**Tasks and exercises**
[1] In the forum post on unexpected allocations in an ODE simulation, why does the poster want to minimize memory allocations?
[2] In the records, how do the lines read from the one holding "- y-tick-label: −0.25: [32, 276, 60, 291]" through the one holding "- y-tick-label: −0.50: [657, 287, 685, 302]", inclusive, if you revise them by replacing every "x-tick-label" with "x-tick" and change nothing else? Give only those lines.

-- start Document extract --

Unexpected allocations after re-including unchanged file in ODE simulation

Hello!

I’m running a large number of parallel Monte Carlo simulations, so I’m working to minimize memory allocations in my code. While doing this, I encountered some behavior I don’t fully understand.

I’m using Julia Version 1.11.6 and OrdinaryDiffEq v6.101.0.

Consider the following code:

using Parameters, OrdinaryDiffEq;
const DEIntegrator = OrdinaryDiffEq.OrdinaryDiffEqCore.ODEIntegrator;

include("functions.jl");

solver_params = generate_solver_params();
integrator = get_integrator(solver_params);

@time output1 = solve_ode!(integrator, solver_params);
reinit!(integrator);
@time output1 = solve_ode!(integrator, solver_params);

include("functions.jl");

reinit!(integrator);
@time output2 = solve_ode!(integrator, solver_params);
reinit!(integrator);
@time output2 = solve_ode!(integrator, solver_params);

On the first run, the second @time shows zero allocations, as expected for compiled code. However, after re-including functions.jl —without making any changes to the file—subsequent @time calls show unexpected allocations after compilation (see the fourth @time):

0.023522 seconds (5.08 k allocations: 262.219 KiB, 19.72% compilation time)
0.020661 seconds
0.028323 seconds (85.08 k allocations: 4.528 MiB, 15.60% compilation time)
0.025087 seconds (80.00 k allocations: 4.272 MiB)

The content of functions.jl is:

function get_initial_condition(total_dim::Int)
    x0=ones(Float64, total_dim)
    return x0
end

function generate_solver_params()
    total_dim::Int = 1000               # Dimension of the system
    t_end::Float64 = 10.0               # End time
    n_tot::Int = 10_000                 # Number of time steps
    ts_all = range(start=0.0, stop=t_end, length=n_tot+1)
    dt::Float64 = ts_all[2]-ts_all[1]   # Time step size
    decay_rate::Float64 = 1.0           # Constant decay rate
    return (; total_dim, t_end, n_tot, ts_all, dt, decay_rate)
end

function rhs!(dx::Vector{Float64}, x::Vector{Float64}, solver_params::P, t::Float64) where {P<:NamedTuple}
    @unpack decay_rate = solver_params
    dx .= -decay_rate .* x
    return nothing
end

function get_integrator(solver_params::P) where {P<:NamedTuple}
    @unpack total_dim,t_end,n_tot,ts_all,dt,decay_rate = solver_params
    prob = ODEProblem(rhs!, get_initial_condition(total_dim), (0.0, t_end), solver_params)
    integrator = init(prob, RK4();
        adaptive=false,
        dt=dt,
        dense=false,
        save_everystep=false,
        save_on=false,
        save_start=false,
        save_end=false)

-- end Document extract --
-- start Material provided --

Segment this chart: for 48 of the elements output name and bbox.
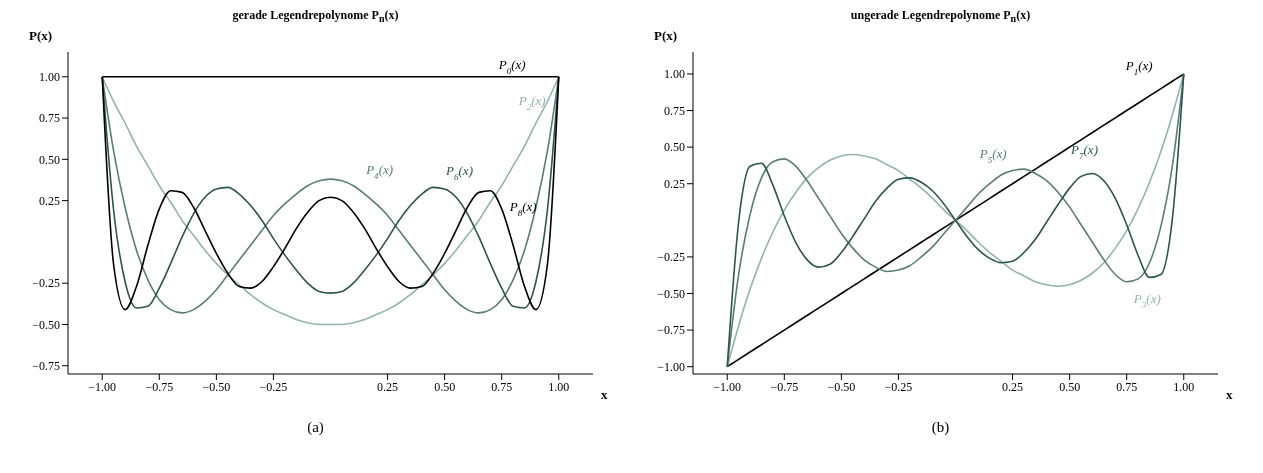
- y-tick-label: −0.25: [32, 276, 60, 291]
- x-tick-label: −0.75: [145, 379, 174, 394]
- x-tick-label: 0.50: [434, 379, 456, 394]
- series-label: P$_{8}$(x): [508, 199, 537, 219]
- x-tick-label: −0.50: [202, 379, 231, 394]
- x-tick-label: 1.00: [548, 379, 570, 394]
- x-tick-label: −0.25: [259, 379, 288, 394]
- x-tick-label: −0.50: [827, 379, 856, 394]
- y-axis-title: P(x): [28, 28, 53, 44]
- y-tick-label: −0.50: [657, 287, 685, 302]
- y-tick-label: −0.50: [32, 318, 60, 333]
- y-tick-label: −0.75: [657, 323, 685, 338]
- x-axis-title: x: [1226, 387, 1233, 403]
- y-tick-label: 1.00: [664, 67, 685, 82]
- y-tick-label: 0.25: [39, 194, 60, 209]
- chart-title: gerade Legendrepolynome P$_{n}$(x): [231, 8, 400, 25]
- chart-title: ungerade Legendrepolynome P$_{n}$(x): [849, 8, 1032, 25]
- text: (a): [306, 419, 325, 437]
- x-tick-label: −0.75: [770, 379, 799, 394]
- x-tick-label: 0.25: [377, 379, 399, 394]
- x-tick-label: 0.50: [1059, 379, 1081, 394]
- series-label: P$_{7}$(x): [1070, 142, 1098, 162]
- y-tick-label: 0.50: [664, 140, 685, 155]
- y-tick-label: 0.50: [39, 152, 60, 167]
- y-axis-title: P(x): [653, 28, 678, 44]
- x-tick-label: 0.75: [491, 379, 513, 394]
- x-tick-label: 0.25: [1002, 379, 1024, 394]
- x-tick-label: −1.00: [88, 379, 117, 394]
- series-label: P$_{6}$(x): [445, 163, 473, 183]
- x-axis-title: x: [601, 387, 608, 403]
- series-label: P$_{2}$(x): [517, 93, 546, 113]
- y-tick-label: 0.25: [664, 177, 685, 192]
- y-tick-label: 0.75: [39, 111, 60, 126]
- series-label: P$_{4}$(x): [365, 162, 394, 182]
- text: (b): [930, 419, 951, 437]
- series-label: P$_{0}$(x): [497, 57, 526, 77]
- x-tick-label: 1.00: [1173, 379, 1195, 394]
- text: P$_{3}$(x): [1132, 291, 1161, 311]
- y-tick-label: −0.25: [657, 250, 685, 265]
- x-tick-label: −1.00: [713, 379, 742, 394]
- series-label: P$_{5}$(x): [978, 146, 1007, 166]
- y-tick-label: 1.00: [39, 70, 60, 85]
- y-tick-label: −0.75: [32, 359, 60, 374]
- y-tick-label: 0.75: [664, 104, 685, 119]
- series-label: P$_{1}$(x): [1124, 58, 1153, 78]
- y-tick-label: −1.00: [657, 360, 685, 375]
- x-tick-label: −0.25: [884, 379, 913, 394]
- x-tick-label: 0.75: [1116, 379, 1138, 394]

-- end Material provided --

**Task-by-task solutions**
[1] The poster runs a large number of parallel Monte Carlo simulations, so they want to keep memory allocations in the code as low as possible.

[2]
- y-tick-label: −0.25: [32, 276, 60, 291]
- x-tick: −0.75: [145, 379, 174, 394]
- x-tick: 0.50: [434, 379, 456, 394]
- series-label: P$_{8}$(x): [508, 199, 537, 219]
- x-tick: −0.50: [202, 379, 231, 394]
- x-tick: 1.00: [548, 379, 570, 394]
- x-tick: −0.25: [259, 379, 288, 394]
- x-tick: −0.50: [827, 379, 856, 394]
- y-axis-title: P(x): [28, 28, 53, 44]
- y-tick-label: −0.50: [657, 287, 685, 302]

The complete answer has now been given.